* begin Items *
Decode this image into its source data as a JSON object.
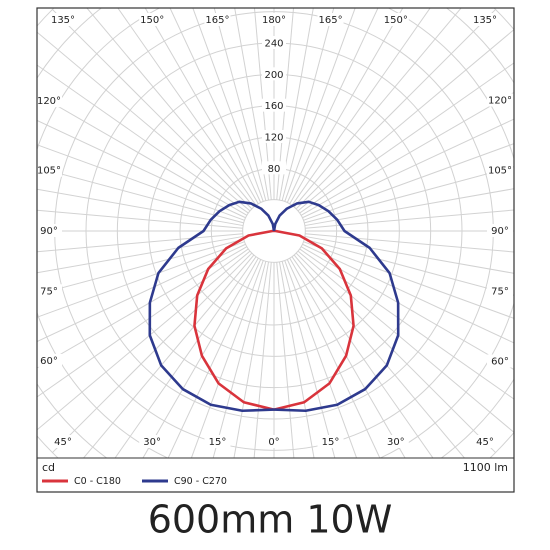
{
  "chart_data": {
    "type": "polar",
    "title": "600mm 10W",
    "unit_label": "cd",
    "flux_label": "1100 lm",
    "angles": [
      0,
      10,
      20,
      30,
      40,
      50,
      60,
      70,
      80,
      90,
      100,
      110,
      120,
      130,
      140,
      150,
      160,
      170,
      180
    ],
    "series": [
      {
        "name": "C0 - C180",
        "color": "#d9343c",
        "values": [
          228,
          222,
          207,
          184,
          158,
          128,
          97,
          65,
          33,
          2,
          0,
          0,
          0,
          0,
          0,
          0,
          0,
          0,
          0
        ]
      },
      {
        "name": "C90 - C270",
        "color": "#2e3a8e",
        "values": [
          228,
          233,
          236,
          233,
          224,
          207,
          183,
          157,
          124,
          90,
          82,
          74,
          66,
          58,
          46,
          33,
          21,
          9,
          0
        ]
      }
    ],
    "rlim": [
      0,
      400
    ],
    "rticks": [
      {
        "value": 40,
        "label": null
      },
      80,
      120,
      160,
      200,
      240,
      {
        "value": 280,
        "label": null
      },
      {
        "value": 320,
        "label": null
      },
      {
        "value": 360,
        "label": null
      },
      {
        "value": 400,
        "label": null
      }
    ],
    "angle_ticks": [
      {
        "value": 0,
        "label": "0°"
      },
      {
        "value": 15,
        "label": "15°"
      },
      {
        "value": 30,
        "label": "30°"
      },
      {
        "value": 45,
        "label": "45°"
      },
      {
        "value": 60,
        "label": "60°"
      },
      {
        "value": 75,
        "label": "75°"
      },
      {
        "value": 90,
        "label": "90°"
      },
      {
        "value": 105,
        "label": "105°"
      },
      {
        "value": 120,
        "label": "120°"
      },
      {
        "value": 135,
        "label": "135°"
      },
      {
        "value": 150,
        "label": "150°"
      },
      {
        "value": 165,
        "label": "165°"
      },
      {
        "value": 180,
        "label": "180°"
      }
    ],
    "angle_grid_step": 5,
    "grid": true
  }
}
* end Items *
* begin Items *
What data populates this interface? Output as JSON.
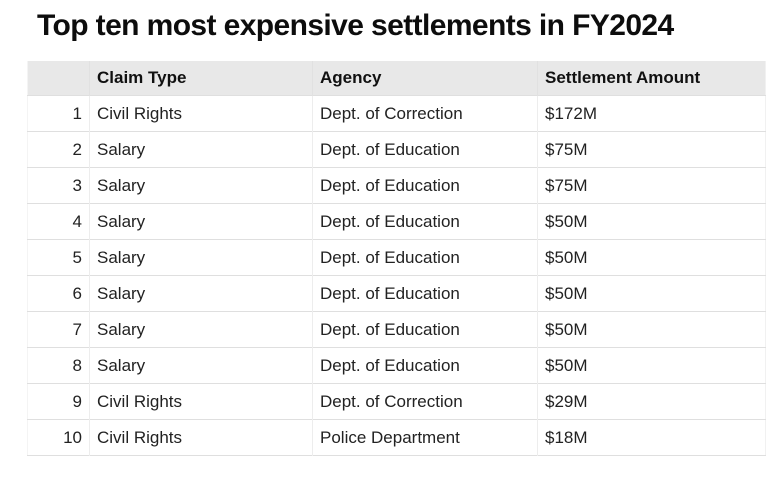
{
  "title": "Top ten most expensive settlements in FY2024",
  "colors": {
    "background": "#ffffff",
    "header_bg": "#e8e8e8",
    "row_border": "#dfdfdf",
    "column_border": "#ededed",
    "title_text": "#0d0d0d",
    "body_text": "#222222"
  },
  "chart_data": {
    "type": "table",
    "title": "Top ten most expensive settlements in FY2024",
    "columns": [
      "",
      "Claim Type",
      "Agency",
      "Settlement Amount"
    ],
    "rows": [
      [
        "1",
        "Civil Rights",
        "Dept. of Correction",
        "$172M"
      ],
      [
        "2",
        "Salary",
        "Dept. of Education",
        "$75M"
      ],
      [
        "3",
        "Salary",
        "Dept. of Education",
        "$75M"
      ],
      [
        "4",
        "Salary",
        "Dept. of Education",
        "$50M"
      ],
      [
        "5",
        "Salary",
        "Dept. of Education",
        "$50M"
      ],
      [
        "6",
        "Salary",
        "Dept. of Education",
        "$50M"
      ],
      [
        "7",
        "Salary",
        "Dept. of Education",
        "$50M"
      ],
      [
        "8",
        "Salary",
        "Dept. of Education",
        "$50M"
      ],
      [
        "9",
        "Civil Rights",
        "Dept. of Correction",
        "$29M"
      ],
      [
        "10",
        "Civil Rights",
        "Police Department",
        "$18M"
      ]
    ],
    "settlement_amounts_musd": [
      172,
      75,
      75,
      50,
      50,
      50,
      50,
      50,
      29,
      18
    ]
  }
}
* end Items *
• _Your objective_: Check every line of the records above for the string "most" and say how many contain it, giving the number alone.

• _Exercise solution_: 2